### Instructions for the task
Select, from the material below, each line with "خالد" in it.

### Material shown
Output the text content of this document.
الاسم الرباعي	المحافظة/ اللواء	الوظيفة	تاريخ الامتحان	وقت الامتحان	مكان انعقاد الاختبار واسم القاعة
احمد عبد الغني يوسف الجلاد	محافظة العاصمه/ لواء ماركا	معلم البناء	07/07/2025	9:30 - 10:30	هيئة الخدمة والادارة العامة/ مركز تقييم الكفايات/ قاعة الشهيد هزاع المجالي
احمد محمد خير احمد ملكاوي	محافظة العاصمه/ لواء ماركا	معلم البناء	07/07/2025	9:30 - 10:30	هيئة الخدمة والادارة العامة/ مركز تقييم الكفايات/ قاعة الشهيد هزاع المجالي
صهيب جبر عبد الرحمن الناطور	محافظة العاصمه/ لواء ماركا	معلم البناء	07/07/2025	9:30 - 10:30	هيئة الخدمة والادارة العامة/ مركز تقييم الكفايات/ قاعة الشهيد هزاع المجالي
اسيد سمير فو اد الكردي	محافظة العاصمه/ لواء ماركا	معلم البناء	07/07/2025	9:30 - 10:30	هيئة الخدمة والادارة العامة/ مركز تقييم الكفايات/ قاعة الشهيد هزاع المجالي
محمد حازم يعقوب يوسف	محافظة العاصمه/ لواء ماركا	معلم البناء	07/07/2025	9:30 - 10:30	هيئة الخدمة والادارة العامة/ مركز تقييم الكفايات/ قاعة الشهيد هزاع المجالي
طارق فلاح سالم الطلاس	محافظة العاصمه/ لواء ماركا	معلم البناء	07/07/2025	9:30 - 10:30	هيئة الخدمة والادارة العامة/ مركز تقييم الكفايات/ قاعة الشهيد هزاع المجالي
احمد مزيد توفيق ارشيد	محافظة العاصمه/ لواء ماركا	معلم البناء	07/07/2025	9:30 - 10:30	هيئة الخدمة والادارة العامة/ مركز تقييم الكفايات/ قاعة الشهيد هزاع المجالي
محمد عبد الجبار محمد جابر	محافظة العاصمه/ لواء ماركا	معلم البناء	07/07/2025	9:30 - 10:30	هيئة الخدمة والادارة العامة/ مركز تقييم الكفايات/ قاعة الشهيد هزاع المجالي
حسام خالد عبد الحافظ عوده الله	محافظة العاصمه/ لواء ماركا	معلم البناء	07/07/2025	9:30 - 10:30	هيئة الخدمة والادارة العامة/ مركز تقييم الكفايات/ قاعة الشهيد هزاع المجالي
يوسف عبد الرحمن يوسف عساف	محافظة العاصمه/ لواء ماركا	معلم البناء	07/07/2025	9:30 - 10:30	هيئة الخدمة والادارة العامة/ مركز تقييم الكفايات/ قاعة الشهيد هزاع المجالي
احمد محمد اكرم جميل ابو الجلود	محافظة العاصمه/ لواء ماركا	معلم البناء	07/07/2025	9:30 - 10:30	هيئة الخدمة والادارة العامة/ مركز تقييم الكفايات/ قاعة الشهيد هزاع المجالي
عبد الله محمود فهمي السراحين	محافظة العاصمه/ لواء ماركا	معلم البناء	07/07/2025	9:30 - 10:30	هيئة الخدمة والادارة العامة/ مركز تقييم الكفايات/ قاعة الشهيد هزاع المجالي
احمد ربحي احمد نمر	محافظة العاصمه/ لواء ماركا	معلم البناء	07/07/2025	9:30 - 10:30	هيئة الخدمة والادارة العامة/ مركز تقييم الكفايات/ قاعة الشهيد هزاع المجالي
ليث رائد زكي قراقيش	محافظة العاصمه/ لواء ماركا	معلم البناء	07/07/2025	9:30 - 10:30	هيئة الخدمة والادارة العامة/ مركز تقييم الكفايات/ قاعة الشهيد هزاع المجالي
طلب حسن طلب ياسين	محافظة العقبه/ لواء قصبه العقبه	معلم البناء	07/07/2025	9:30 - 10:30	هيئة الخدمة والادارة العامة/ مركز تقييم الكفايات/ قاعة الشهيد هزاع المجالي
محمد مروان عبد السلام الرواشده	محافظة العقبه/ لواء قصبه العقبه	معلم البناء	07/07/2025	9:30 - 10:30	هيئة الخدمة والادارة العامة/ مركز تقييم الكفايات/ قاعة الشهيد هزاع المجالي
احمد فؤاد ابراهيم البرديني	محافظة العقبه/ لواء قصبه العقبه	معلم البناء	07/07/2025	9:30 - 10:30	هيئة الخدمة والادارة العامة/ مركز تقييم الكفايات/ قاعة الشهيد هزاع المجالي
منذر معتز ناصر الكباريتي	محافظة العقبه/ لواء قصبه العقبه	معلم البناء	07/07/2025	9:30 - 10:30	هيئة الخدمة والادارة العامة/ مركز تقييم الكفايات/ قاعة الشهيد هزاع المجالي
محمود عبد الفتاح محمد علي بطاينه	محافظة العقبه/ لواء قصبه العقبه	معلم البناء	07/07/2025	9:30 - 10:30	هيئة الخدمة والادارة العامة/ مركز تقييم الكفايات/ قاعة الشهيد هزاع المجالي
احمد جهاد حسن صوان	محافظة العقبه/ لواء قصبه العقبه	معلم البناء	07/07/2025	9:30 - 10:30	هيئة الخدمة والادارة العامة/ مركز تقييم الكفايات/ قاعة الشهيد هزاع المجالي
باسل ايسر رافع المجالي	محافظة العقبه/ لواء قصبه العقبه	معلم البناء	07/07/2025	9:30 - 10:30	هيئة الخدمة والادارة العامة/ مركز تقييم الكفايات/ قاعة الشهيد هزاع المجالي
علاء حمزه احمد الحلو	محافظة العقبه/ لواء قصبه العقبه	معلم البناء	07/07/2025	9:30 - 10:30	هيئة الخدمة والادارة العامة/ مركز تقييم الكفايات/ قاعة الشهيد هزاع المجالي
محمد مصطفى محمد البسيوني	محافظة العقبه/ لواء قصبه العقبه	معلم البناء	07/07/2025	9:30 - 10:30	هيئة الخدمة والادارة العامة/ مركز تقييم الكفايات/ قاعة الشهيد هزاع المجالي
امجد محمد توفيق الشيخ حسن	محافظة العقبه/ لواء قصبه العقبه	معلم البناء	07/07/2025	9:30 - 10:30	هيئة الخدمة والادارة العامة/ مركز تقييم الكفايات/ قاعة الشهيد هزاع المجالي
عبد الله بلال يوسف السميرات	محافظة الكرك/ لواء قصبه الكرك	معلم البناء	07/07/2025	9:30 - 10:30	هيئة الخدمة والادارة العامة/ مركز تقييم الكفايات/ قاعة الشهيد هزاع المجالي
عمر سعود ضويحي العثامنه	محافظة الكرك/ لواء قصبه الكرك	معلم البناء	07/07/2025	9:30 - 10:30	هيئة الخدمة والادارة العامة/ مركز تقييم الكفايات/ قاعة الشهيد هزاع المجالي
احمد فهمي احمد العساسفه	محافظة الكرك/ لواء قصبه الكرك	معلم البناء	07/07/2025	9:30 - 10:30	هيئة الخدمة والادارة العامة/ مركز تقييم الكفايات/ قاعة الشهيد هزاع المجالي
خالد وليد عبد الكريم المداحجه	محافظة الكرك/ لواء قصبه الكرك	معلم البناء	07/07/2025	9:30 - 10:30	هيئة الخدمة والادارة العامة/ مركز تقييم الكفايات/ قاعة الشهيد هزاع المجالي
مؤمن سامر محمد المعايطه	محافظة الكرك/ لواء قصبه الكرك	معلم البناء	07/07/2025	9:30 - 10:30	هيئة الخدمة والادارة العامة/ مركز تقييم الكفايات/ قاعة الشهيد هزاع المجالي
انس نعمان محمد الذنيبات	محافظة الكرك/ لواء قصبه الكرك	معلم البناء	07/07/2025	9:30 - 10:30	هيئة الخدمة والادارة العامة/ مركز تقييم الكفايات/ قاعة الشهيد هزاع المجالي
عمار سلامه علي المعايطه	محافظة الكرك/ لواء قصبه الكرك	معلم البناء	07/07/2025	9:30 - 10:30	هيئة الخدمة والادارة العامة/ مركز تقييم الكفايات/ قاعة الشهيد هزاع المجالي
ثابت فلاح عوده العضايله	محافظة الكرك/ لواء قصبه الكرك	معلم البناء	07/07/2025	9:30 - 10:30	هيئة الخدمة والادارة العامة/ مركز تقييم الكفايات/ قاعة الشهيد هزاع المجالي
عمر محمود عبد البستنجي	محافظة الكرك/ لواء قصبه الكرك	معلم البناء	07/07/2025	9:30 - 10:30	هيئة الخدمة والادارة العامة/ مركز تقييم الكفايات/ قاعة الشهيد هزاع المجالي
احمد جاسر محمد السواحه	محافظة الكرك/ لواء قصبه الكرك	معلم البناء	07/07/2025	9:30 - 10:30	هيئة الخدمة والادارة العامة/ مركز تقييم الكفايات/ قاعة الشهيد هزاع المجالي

### Task response
حسام خالد عبد الحافظ عوده الله	محافظة العاصمه/ لواء ماركا	معلم البناء	07/07/2025	9:30 - 10:30	هيئة الخدمة والادارة العامة/ مركز تقييم الكفايات/ قاعة الشهيد هزاع المجالي
خالد وليد عبد الكريم المداحجه	محافظة الكرك/ لواء قصبه الكرك	معلم البناء	07/07/2025	9:30 - 10:30	هيئة الخدمة والادارة العامة/ مركز تقييم الكفايات/ قاعة الشهيد هزاع المجالي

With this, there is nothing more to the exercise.